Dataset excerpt
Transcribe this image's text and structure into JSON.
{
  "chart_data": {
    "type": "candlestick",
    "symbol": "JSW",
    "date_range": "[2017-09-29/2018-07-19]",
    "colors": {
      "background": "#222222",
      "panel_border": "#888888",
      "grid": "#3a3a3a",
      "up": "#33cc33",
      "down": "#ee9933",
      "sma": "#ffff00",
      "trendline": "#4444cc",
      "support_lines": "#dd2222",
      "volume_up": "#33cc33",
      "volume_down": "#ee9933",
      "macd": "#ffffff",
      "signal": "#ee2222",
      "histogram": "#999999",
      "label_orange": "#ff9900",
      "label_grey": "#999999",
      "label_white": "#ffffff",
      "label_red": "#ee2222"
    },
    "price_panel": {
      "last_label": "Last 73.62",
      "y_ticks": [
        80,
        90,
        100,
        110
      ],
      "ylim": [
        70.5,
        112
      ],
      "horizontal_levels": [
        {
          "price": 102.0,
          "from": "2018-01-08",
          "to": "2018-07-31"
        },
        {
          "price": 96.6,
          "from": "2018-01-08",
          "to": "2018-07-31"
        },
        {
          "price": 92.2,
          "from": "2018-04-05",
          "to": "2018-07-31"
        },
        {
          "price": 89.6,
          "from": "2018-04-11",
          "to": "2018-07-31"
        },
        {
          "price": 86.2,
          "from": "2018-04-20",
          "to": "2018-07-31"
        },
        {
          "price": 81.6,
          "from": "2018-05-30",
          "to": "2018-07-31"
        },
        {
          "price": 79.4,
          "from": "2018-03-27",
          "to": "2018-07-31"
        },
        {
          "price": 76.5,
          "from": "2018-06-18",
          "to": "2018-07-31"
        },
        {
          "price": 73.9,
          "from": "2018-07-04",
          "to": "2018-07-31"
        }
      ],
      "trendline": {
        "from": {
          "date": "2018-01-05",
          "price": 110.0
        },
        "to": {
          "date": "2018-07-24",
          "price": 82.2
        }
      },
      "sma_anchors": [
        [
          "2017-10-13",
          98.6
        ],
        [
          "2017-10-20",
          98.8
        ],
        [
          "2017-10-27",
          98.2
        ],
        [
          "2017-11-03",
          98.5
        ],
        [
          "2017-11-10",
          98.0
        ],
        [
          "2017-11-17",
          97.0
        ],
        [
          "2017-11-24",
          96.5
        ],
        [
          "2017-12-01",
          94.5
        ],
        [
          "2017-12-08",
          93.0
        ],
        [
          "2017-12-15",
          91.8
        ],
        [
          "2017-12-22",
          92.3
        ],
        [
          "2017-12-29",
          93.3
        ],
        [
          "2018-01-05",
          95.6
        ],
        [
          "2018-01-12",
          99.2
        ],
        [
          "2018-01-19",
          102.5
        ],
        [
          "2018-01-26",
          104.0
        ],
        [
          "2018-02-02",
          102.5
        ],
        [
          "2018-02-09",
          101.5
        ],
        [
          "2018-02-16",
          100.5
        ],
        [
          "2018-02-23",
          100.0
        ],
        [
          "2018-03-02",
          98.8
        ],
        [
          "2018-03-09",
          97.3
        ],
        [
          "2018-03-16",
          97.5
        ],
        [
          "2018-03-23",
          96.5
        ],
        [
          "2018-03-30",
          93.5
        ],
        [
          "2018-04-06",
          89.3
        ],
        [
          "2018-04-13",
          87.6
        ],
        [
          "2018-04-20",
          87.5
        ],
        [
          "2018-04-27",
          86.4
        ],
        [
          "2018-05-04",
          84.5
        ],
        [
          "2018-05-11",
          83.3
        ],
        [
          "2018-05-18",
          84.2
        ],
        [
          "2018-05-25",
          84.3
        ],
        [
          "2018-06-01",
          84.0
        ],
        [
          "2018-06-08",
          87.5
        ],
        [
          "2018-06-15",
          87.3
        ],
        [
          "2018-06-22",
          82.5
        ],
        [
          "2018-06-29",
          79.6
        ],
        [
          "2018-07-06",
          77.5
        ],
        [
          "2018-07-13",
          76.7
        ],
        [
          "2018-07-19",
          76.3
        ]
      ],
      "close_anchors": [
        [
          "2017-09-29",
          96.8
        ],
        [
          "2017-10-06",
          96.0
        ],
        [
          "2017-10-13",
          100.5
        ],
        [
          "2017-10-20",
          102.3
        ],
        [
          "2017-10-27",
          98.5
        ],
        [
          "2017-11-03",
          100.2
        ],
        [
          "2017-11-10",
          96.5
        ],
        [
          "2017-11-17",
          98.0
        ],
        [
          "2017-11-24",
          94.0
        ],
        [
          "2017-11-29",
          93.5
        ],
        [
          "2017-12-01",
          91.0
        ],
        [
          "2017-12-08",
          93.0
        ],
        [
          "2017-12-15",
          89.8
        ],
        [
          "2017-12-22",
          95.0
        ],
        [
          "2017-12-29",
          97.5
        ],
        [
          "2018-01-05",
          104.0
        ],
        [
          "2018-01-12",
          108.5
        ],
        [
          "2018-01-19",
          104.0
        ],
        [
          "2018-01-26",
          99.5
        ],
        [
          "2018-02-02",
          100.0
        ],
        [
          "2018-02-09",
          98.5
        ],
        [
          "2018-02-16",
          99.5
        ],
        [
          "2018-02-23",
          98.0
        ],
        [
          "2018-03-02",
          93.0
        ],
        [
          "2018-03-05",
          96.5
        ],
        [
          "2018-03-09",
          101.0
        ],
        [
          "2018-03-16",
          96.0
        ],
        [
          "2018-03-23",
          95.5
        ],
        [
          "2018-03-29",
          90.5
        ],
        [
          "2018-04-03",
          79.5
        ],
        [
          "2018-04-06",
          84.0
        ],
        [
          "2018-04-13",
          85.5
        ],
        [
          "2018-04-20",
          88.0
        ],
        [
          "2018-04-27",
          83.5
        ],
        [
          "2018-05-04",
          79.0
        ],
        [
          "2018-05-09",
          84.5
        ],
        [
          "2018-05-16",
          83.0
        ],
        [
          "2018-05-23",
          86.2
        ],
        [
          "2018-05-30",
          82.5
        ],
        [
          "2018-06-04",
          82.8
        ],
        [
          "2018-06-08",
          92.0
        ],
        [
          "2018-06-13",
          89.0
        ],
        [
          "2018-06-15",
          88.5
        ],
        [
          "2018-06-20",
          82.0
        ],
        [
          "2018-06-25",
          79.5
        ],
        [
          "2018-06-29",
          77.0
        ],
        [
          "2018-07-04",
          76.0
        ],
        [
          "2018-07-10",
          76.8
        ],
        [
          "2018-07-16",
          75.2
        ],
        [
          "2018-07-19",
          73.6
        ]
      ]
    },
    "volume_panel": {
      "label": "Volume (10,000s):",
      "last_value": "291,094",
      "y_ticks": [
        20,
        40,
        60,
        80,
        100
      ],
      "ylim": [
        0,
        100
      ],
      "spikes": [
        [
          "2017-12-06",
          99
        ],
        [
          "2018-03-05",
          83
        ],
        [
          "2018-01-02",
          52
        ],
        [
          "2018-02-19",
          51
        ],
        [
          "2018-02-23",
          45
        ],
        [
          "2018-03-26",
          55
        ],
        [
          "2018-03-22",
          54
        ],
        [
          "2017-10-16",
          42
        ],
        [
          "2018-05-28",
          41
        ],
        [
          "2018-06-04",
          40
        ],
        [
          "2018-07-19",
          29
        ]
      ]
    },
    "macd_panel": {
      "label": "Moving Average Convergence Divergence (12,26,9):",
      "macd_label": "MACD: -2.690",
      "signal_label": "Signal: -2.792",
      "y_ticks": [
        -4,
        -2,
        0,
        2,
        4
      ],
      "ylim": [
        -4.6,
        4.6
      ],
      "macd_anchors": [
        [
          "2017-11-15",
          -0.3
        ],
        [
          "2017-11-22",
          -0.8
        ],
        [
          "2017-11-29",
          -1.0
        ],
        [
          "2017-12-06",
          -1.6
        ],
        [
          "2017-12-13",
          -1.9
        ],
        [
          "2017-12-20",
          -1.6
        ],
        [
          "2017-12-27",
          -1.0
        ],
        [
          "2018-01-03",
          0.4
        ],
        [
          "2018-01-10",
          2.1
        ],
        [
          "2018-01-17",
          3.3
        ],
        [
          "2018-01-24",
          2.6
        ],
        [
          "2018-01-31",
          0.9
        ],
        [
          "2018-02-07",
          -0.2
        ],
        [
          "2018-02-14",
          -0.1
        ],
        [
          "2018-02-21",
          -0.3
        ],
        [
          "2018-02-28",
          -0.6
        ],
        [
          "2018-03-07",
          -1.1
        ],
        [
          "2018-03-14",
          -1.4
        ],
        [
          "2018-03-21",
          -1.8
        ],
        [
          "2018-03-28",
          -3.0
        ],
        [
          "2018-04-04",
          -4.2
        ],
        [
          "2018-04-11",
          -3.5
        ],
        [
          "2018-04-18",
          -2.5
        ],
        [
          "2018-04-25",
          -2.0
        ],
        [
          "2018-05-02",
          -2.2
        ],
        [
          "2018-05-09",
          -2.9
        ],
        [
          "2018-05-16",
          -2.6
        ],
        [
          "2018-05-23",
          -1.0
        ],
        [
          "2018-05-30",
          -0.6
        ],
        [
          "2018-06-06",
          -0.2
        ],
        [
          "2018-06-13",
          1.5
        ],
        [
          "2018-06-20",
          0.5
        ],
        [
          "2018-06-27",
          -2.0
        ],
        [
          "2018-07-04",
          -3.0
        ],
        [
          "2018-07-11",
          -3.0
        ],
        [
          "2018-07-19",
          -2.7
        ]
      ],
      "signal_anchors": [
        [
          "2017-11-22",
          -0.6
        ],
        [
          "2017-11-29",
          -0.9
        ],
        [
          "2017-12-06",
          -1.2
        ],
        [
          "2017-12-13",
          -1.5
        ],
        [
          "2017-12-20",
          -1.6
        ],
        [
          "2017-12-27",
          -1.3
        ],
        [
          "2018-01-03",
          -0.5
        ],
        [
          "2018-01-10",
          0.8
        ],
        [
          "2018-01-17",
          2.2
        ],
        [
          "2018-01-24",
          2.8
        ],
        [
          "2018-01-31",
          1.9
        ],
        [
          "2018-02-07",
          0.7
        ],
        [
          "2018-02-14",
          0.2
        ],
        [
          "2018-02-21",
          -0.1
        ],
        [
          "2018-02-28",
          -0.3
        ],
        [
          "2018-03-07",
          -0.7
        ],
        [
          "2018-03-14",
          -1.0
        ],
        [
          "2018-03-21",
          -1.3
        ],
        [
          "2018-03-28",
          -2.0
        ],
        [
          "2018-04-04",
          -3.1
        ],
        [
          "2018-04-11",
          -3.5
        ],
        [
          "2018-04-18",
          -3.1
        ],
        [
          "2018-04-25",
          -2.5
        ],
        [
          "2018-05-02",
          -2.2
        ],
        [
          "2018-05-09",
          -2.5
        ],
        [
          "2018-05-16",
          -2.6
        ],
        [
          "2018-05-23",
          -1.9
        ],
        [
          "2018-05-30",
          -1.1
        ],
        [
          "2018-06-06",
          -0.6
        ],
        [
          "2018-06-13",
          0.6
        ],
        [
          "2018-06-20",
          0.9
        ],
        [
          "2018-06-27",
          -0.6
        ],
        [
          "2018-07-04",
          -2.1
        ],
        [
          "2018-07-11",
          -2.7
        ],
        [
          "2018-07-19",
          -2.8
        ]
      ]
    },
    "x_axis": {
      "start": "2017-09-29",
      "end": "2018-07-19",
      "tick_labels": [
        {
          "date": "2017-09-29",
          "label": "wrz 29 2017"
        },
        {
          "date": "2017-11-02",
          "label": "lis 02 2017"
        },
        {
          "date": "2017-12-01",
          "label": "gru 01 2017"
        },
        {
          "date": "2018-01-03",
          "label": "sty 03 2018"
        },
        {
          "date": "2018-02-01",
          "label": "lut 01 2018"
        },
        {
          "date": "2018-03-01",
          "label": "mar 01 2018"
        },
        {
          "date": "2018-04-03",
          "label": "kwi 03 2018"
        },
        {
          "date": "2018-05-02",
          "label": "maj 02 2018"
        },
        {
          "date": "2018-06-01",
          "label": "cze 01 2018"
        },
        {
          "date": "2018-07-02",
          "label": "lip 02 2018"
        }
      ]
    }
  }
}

* **What is expected**
Copy each line of the records above that carries the word "from".

* **The response**
          "from": "2018-01-08",
          "from": "2018-01-08",
          "from": "2018-04-05",
          "from": "2018-04-11",
          "from": "2018-04-20",
          "from": "2018-05-30",
          "from": "2018-03-27",
          "from": "2018-06-18",
          "from": "2018-07-04",
        "from": {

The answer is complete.